◆ What is required
Wherever the string "JSON" appears, copy the whole line.

◆ Information provided
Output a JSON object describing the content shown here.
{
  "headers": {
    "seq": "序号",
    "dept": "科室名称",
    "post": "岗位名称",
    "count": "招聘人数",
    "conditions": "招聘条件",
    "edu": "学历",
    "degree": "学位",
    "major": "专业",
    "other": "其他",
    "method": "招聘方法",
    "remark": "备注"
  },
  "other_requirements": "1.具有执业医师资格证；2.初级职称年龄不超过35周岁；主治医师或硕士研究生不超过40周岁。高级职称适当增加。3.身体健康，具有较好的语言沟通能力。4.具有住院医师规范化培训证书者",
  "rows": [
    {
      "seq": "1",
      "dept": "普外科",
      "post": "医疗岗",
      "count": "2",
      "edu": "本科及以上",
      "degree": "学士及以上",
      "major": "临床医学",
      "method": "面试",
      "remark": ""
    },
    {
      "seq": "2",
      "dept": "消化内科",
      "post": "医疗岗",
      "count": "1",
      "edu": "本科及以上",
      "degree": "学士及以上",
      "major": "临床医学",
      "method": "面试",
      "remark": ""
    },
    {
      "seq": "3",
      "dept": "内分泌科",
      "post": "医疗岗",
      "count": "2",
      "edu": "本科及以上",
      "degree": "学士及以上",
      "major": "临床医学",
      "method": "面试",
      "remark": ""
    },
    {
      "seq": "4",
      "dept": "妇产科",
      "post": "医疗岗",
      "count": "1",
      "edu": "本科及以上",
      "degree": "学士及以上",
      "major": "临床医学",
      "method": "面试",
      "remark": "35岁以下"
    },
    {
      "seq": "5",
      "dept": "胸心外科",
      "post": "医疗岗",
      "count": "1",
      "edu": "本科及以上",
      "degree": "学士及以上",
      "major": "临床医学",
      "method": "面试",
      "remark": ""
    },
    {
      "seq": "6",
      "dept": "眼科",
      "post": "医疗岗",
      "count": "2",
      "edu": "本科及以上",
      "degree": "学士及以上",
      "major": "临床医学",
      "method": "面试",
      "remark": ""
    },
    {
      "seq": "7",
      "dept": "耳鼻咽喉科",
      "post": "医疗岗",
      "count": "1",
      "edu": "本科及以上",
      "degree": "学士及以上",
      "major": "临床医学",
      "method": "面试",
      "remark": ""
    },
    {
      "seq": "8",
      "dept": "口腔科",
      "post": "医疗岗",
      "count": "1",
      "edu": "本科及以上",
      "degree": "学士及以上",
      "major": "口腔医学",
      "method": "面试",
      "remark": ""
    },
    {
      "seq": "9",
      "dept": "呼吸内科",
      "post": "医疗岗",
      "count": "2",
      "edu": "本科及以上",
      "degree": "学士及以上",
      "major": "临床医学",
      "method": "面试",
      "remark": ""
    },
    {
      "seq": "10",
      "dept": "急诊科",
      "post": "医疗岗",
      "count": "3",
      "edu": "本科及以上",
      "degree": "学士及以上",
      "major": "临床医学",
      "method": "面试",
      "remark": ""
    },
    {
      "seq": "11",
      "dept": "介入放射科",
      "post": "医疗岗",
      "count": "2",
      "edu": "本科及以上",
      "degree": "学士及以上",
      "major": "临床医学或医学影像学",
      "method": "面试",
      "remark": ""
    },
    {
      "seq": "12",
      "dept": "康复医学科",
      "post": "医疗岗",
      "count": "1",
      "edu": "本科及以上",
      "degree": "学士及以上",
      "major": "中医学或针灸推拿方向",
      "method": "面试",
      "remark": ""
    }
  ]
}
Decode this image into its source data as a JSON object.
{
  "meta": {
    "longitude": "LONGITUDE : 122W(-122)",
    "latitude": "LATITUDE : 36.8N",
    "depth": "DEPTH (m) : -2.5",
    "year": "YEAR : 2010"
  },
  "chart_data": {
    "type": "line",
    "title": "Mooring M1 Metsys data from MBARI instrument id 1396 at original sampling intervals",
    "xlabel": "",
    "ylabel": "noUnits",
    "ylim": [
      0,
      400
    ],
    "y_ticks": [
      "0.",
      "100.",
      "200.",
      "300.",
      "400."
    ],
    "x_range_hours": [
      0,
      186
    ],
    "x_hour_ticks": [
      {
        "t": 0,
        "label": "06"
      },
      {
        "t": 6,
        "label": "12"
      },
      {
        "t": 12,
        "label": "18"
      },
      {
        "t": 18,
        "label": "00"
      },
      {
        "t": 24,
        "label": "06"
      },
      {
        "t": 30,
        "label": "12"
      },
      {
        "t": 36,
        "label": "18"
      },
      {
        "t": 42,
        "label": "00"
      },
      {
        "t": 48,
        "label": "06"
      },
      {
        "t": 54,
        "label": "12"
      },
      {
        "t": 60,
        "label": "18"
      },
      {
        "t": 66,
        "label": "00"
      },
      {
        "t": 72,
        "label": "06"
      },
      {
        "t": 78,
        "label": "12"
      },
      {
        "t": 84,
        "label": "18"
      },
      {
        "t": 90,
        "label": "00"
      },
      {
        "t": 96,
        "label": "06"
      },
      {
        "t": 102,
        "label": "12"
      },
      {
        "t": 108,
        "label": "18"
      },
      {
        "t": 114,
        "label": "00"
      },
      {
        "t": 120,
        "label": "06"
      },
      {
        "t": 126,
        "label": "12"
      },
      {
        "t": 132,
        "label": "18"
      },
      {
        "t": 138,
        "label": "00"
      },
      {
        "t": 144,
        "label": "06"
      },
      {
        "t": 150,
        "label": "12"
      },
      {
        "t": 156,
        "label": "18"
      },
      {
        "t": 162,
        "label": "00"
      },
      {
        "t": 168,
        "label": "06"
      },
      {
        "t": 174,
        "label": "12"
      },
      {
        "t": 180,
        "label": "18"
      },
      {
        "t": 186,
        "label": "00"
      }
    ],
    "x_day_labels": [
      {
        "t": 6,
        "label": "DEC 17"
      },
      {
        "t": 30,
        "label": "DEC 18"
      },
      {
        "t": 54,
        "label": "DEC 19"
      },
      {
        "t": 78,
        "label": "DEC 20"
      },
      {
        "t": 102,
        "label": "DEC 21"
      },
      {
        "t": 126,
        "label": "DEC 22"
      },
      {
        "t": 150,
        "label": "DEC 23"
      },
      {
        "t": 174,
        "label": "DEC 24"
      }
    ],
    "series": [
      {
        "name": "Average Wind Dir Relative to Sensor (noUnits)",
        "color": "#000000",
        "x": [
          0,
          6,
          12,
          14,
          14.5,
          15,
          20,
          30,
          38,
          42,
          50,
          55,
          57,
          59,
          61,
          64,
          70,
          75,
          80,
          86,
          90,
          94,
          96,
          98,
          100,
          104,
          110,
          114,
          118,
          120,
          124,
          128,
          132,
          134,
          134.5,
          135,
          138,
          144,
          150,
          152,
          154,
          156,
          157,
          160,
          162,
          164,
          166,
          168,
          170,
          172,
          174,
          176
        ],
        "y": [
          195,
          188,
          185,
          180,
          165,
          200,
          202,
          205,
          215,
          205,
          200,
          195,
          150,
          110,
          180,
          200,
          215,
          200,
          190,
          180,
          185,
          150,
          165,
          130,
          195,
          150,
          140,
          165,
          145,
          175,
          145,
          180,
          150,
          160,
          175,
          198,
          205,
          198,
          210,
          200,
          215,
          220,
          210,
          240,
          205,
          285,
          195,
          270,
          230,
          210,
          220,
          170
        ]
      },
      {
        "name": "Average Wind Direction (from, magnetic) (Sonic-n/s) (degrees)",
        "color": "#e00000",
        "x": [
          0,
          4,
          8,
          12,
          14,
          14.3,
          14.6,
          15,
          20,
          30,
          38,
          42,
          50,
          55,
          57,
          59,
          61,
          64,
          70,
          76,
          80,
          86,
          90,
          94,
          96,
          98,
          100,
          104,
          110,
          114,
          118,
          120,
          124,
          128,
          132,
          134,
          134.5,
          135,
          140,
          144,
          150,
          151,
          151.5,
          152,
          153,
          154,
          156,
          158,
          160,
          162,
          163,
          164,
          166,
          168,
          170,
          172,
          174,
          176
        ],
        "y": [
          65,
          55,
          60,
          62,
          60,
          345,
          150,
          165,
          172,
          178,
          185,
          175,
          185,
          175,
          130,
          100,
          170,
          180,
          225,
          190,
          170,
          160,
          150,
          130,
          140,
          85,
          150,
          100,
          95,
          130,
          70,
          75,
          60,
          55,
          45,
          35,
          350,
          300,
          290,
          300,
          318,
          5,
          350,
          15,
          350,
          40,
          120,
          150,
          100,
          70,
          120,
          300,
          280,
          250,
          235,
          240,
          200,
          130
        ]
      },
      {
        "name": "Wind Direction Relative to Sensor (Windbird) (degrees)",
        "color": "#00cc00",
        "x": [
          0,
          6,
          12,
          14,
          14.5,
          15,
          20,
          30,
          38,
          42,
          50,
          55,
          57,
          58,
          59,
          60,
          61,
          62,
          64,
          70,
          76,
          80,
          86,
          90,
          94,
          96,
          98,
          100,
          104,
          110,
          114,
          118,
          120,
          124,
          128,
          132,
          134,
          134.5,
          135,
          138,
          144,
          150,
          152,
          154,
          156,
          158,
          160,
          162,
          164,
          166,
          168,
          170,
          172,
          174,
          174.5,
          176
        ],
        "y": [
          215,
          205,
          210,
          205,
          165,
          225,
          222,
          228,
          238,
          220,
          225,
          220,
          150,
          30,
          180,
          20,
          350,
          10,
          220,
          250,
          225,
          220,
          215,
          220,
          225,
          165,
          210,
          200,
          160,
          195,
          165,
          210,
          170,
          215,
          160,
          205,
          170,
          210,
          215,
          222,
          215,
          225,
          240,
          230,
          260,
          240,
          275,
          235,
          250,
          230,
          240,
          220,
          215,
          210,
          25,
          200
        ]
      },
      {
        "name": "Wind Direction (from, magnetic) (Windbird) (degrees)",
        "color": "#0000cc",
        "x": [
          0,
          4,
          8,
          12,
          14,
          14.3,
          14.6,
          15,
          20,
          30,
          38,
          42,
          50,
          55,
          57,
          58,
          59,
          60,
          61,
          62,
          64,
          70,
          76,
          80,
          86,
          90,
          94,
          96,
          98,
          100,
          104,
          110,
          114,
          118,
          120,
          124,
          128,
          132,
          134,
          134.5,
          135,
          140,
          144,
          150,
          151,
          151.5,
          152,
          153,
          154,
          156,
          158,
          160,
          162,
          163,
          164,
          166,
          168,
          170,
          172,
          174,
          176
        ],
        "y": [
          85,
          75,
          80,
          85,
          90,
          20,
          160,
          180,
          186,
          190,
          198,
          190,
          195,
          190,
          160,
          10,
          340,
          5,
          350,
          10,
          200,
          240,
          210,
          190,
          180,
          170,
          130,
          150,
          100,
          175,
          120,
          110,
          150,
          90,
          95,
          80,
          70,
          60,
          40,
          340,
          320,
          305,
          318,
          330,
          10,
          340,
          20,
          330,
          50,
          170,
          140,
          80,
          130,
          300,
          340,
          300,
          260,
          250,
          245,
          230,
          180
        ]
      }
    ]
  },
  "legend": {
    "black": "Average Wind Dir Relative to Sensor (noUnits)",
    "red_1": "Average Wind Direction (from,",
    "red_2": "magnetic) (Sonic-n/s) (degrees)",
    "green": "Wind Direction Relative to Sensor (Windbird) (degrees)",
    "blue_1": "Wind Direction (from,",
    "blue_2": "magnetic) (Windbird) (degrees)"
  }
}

◆ Task response
Output a JSON object describing the content shown here.
Decode this image into its source data as a JSON object.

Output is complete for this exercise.